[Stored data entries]
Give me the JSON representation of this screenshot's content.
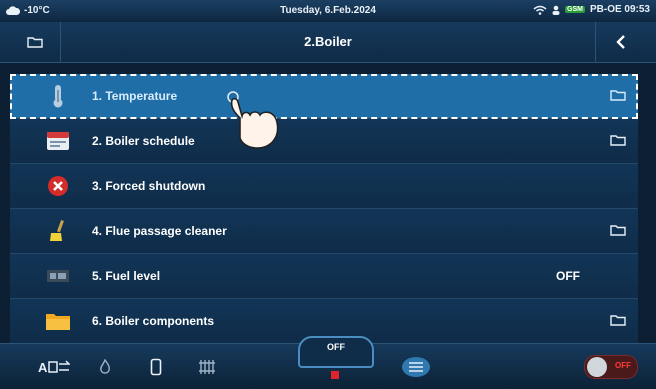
{
  "statusbar": {
    "temperature": "-10°C",
    "date": "Tuesday, 6.Feb.2024",
    "gsm": "GSM",
    "clock": "PB-OE 09:53"
  },
  "header": {
    "title": "2.Boiler"
  },
  "menu": {
    "items": [
      {
        "label": "1. Temperature",
        "icon": "thermometer-icon",
        "value": "",
        "folder": true,
        "selected": true
      },
      {
        "label": "2. Boiler schedule",
        "icon": "calendar-icon",
        "value": "",
        "folder": true,
        "selected": false
      },
      {
        "label": "3. Forced shutdown",
        "icon": "stop-x-icon",
        "value": "",
        "folder": false,
        "selected": false
      },
      {
        "label": "4. Flue passage cleaner",
        "icon": "brush-icon",
        "value": "",
        "folder": true,
        "selected": false
      },
      {
        "label": "5. Fuel level",
        "icon": "fuel-gauge-icon",
        "value": "OFF",
        "folder": false,
        "selected": false
      },
      {
        "label": "6. Boiler components",
        "icon": "folder-icon",
        "value": "",
        "folder": true,
        "selected": false
      }
    ]
  },
  "bottombar": {
    "mode_label": "OFF",
    "toggle_label": "OFF"
  },
  "colors": {
    "accent": "#1f6ea8",
    "background": "#0c1f33",
    "off_red": "#ff3a3a"
  }
}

--- What this task involves ---
Look through the data and show every line containing "icon".

--- Final answer ---
        "icon": "thermometer-icon",
        "icon": "calendar-icon",
        "icon": "stop-x-icon",
        "icon": "brush-icon",
        "icon": "fuel-gauge-icon",
        "icon": "folder-icon",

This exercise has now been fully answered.